Dataset records:

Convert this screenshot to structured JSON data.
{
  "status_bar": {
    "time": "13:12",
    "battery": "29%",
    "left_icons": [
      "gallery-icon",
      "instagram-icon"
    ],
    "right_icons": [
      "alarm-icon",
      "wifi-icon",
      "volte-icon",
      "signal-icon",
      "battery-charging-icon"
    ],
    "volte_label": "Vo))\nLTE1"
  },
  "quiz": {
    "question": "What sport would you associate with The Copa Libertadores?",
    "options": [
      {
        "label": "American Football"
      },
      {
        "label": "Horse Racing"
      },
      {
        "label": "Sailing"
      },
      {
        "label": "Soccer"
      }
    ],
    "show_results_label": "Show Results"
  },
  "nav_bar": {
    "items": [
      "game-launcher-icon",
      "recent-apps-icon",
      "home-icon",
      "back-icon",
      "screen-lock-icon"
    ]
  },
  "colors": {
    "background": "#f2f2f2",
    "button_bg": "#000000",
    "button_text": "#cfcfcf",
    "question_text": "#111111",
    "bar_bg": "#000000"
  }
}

*Given instruction*
Copy each record from above without leaving any out.

*Expected output*
Convert this screenshot to structured JSON data.
{
  "status_bar": {
    "time": "13:12",
    "battery": "29%",
    "left_icons": [
      "gallery-icon",
      "instagram-icon"
    ],
    "right_icons": [
      "alarm-icon",
      "wifi-icon",
      "volte-icon",
      "signal-icon",
      "battery-charging-icon"
    ],
    "volte_label": "Vo))\nLTE1"
  },
  "quiz": {
    "question": "What sport would you associate with The Copa Libertadores?",
    "options": [
      {
        "label": "American Football"
      },
      {
        "label": "Horse Racing"
      },
      {
        "label": "Sailing"
      },
      {
        "label": "Soccer"
      }
    ],
    "show_results_label": "Show Results"
  },
  "nav_bar": {
    "items": [
      "game-launcher-icon",
      "recent-apps-icon",
      "home-icon",
      "back-icon",
      "screen-lock-icon"
    ]
  },
  "colors": {
    "background": "#f2f2f2",
    "button_bg": "#000000",
    "button_text": "#cfcfcf",
    "question_text": "#111111",
    "bar_bg": "#000000"
  }
}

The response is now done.